# Stated exercise:
Report the number of lines containing "screenshot", with no other words.

(Figure contents as structured data)
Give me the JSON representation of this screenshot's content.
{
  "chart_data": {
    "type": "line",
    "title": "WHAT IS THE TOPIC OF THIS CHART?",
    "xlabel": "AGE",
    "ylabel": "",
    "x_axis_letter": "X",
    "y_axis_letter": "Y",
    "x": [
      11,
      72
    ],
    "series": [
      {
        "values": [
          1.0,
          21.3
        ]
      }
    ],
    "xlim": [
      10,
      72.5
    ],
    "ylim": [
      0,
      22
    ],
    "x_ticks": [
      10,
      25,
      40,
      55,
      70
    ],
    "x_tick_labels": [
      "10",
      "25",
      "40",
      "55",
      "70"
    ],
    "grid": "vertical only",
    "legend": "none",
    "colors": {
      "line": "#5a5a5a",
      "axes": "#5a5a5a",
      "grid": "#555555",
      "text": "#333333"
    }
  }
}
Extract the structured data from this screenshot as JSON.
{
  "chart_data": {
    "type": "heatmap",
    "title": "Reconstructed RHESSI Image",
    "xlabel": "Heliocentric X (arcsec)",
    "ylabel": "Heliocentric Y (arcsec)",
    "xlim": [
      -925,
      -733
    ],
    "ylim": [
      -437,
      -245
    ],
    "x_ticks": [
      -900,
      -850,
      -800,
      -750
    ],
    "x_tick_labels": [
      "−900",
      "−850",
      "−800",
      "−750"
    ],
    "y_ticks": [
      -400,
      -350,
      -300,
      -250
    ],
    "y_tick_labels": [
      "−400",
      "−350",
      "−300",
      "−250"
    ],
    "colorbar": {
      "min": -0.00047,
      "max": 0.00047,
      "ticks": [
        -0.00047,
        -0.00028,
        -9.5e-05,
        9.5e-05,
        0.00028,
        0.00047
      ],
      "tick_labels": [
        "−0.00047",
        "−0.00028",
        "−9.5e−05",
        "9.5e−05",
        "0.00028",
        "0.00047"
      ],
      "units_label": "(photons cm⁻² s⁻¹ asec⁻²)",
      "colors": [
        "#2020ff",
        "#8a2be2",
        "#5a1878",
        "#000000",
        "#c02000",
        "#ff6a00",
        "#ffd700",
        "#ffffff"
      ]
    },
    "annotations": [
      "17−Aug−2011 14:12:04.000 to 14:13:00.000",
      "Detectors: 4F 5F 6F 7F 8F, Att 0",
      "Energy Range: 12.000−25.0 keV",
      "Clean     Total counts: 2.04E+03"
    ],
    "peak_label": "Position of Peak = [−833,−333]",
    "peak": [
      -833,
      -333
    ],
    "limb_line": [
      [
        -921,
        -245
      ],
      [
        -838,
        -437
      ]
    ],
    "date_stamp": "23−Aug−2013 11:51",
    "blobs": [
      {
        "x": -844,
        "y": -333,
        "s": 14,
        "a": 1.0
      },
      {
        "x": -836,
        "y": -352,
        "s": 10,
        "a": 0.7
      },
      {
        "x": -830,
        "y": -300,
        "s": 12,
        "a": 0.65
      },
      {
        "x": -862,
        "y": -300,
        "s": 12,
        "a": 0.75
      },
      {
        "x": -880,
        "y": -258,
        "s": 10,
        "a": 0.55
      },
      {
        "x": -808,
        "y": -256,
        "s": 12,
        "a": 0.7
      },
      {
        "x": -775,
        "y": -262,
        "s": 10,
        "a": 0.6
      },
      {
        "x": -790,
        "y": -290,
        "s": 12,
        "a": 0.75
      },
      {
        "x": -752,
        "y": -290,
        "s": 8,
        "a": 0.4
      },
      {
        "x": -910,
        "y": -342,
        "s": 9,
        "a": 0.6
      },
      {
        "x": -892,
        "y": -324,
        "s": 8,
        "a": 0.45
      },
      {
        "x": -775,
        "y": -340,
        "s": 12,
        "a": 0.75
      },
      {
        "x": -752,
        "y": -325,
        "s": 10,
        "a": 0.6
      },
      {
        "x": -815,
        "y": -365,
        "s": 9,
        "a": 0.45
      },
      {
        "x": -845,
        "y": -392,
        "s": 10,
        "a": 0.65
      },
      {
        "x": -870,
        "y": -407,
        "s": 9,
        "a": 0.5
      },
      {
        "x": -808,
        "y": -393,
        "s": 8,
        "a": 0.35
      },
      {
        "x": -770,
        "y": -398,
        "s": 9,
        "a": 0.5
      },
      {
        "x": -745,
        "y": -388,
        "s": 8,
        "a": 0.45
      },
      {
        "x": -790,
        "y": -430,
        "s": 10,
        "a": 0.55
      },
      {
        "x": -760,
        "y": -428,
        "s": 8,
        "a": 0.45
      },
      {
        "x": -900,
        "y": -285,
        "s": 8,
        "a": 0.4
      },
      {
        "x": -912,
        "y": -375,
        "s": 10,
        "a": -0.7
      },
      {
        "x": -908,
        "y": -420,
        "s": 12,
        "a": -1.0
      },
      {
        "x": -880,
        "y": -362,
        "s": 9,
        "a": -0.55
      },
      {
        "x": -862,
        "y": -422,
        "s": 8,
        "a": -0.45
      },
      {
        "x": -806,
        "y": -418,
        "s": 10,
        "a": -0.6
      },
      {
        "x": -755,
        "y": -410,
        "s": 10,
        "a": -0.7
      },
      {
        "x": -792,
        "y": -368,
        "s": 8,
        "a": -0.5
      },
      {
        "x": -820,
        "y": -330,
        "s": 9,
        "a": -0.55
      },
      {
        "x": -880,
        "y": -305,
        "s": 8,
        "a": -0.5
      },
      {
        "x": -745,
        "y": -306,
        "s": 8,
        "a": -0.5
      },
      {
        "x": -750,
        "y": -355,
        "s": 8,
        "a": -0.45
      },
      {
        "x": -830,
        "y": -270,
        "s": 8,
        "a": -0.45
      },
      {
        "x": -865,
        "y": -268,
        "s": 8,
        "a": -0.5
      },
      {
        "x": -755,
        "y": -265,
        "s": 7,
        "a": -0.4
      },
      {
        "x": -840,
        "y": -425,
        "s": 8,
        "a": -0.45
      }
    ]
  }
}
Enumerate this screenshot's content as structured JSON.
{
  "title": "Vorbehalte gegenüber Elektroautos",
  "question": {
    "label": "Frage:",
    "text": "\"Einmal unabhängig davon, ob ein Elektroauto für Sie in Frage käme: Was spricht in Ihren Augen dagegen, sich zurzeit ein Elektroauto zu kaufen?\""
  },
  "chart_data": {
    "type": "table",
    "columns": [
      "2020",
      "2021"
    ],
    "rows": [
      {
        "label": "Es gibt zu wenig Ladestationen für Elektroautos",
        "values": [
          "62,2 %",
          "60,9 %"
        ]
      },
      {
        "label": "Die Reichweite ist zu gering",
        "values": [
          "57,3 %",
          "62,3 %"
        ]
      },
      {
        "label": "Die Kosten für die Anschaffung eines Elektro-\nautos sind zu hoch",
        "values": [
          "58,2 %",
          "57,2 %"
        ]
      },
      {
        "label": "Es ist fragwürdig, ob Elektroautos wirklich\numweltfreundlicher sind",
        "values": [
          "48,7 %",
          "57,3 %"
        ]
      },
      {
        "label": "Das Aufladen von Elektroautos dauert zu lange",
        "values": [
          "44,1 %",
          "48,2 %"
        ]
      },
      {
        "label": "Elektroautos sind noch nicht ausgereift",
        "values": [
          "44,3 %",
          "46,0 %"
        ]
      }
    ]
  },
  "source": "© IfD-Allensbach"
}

# The result:
3